Data for this exercise
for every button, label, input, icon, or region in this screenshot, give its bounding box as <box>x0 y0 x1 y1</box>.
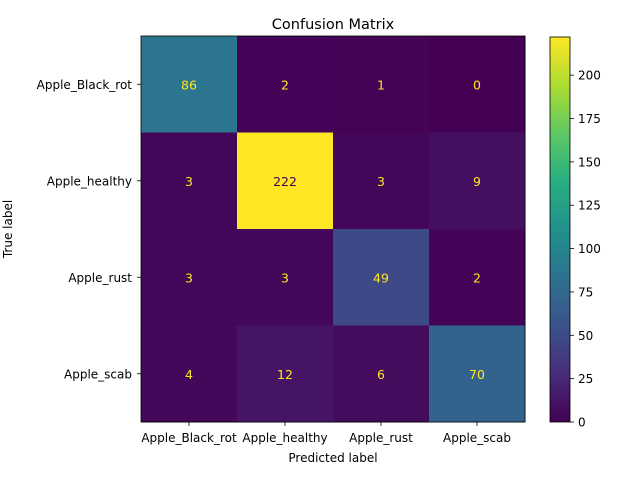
x-axis-ticks: Apple_Black_rot Apple_healthy Apple_rust Ap… <box>141 422 511 445</box>
cell-value-label: 3 <box>185 174 193 189</box>
matrix-cell <box>237 132 334 230</box>
cell-value-label: 0 <box>473 77 481 92</box>
y-tick-label: Apple_rust <box>68 271 132 285</box>
cell-value-label: 2 <box>473 270 481 285</box>
matrix-cell <box>141 325 238 423</box>
x-tick-label: Apple_Black_rot <box>141 431 237 445</box>
matrix-cell <box>237 229 334 326</box>
colorbar-tick-label: 25 <box>578 372 593 386</box>
cell-value-label: 12 <box>277 367 293 382</box>
cell-value-label: 222 <box>273 174 297 189</box>
cell-value-label: 3 <box>281 270 289 285</box>
cell-value-label: 3 <box>185 270 193 285</box>
matrix-cell <box>333 132 430 230</box>
matrix-cell <box>333 229 430 326</box>
y-tick-label: Apple_healthy <box>47 174 132 188</box>
cell-value-label: 86 <box>181 77 197 92</box>
y-axis-ticks: Apple_Black_rot Apple_healthy Apple_rust Ap… <box>37 78 141 381</box>
cell-value-label: 9 <box>473 174 481 189</box>
cell-value-label: 3 <box>377 174 385 189</box>
x-tick-label: Apple_rust <box>349 431 413 445</box>
y-tick-label: Apple_scab <box>64 367 132 381</box>
colorbar-tick-label: 50 <box>578 329 593 343</box>
matrix-cell <box>429 229 526 326</box>
colorbar-tick-label: 0 <box>578 416 586 430</box>
cell-value-label: 4 <box>185 367 193 382</box>
colorbar <box>549 36 571 423</box>
colorbar-tick-label: 100 <box>578 242 601 256</box>
colorbar-tick-label: 125 <box>578 199 601 213</box>
matrix-frame <box>140 35 526 423</box>
cell-value-label: 49 <box>373 270 389 285</box>
colorbar-tick-label: 175 <box>578 112 601 126</box>
cell-value-label: 2 <box>281 77 289 92</box>
matrix-cell <box>429 36 526 133</box>
colorbar-tick-label: 75 <box>578 285 593 299</box>
x-axis-label: Predicted label <box>288 451 377 465</box>
colorbar-ticks: 0 25 50 75 100 125 150 175 200 <box>570 69 601 430</box>
cell-value-label: 1 <box>377 77 385 92</box>
matrix-cell <box>237 36 334 133</box>
colorbar-tick-label: 200 <box>578 69 601 83</box>
matrix-cell <box>237 325 334 423</box>
matrix-cell <box>429 325 526 423</box>
x-tick-label: Apple_scab <box>443 431 511 445</box>
matrix-cell <box>333 36 430 133</box>
matrix-cell <box>141 36 238 133</box>
matrix-cell <box>141 132 238 230</box>
cell-value-label: 6 <box>377 367 385 382</box>
cell-value-label: 70 <box>469 367 485 382</box>
matrix-cells: 86 2 1 0 3 222 3 9 3 3 49 2 4 12 6 70 <box>141 36 526 423</box>
matrix-cell <box>333 325 430 423</box>
y-axis-label: True label <box>1 200 15 259</box>
chart-title: Confusion Matrix <box>272 17 395 33</box>
matrix-cell <box>429 132 526 230</box>
y-tick-label: Apple_Black_rot <box>37 78 133 92</box>
colorbar-tick-label: 150 <box>578 155 601 169</box>
x-tick-label: Apple_healthy <box>242 431 327 445</box>
matrix-cell <box>141 229 238 326</box>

What to produce
Reproduce all of the records above line for line, omitting the pictures.

Full output
for every button, label, input, icon, or region in this screenshot, give its bounding box as <box>x0 y0 x1 y1</box>.
x-axis-ticks: Apple_Black_rot Apple_healthy Apple_rust Ap… <box>141 422 511 445</box>
cell-value-label: 3 <box>185 174 193 189</box>
matrix-cell <box>237 132 334 230</box>
cell-value-label: 0 <box>473 77 481 92</box>
y-tick-label: Apple_rust <box>68 271 132 285</box>
cell-value-label: 2 <box>473 270 481 285</box>
matrix-cell <box>141 325 238 423</box>
x-tick-label: Apple_Black_rot <box>141 431 237 445</box>
matrix-cell <box>237 229 334 326</box>
colorbar-tick-label: 25 <box>578 372 593 386</box>
cell-value-label: 12 <box>277 367 293 382</box>
cell-value-label: 222 <box>273 174 297 189</box>
cell-value-label: 3 <box>281 270 289 285</box>
cell-value-label: 3 <box>185 270 193 285</box>
matrix-cell <box>333 132 430 230</box>
matrix-cell <box>333 229 430 326</box>
y-tick-label: Apple_healthy <box>47 174 132 188</box>
cell-value-label: 86 <box>181 77 197 92</box>
y-axis-ticks: Apple_Black_rot Apple_healthy Apple_rust Ap… <box>37 78 141 381</box>
cell-value-label: 9 <box>473 174 481 189</box>
cell-value-label: 3 <box>377 174 385 189</box>
x-tick-label: Apple_rust <box>349 431 413 445</box>
y-tick-label: Apple_scab <box>64 367 132 381</box>
colorbar-tick-label: 50 <box>578 329 593 343</box>
matrix-cell <box>429 229 526 326</box>
colorbar-tick-label: 0 <box>578 416 586 430</box>
cell-value-label: 4 <box>185 367 193 382</box>
colorbar <box>549 36 571 423</box>
colorbar-tick-label: 100 <box>578 242 601 256</box>
colorbar-tick-label: 125 <box>578 199 601 213</box>
matrix-frame <box>140 35 526 423</box>
cell-value-label: 49 <box>373 270 389 285</box>
colorbar-tick-label: 175 <box>578 112 601 126</box>
cell-value-label: 2 <box>281 77 289 92</box>
matrix-cell <box>429 36 526 133</box>
colorbar-tick-label: 75 <box>578 285 593 299</box>
x-axis-label: Predicted label <box>288 451 377 465</box>
colorbar-ticks: 0 25 50 75 100 125 150 175 200 <box>570 69 601 430</box>
cell-value-label: 1 <box>377 77 385 92</box>
matrix-cell <box>237 36 334 133</box>
colorbar-tick-label: 200 <box>578 69 601 83</box>
matrix-cell <box>237 325 334 423</box>
matrix-cell <box>429 325 526 423</box>
x-tick-label: Apple_scab <box>443 431 511 445</box>
matrix-cell <box>333 36 430 133</box>
matrix-cell <box>141 36 238 133</box>
matrix-cell <box>141 132 238 230</box>
cell-value-label: 6 <box>377 367 385 382</box>
cell-value-label: 70 <box>469 367 485 382</box>
matrix-cells: 86 2 1 0 3 222 3 9 3 3 49 2 4 12 6 70 <box>141 36 526 423</box>
matrix-cell <box>333 325 430 423</box>
y-axis-label: True label <box>1 200 15 259</box>
chart-title: Confusion Matrix <box>272 17 395 33</box>
matrix-cell <box>429 132 526 230</box>
y-tick-label: Apple_Black_rot <box>37 78 133 92</box>
colorbar-tick-label: 150 <box>578 155 601 169</box>
x-tick-label: Apple_healthy <box>242 431 327 445</box>
matrix-cell <box>141 229 238 326</box>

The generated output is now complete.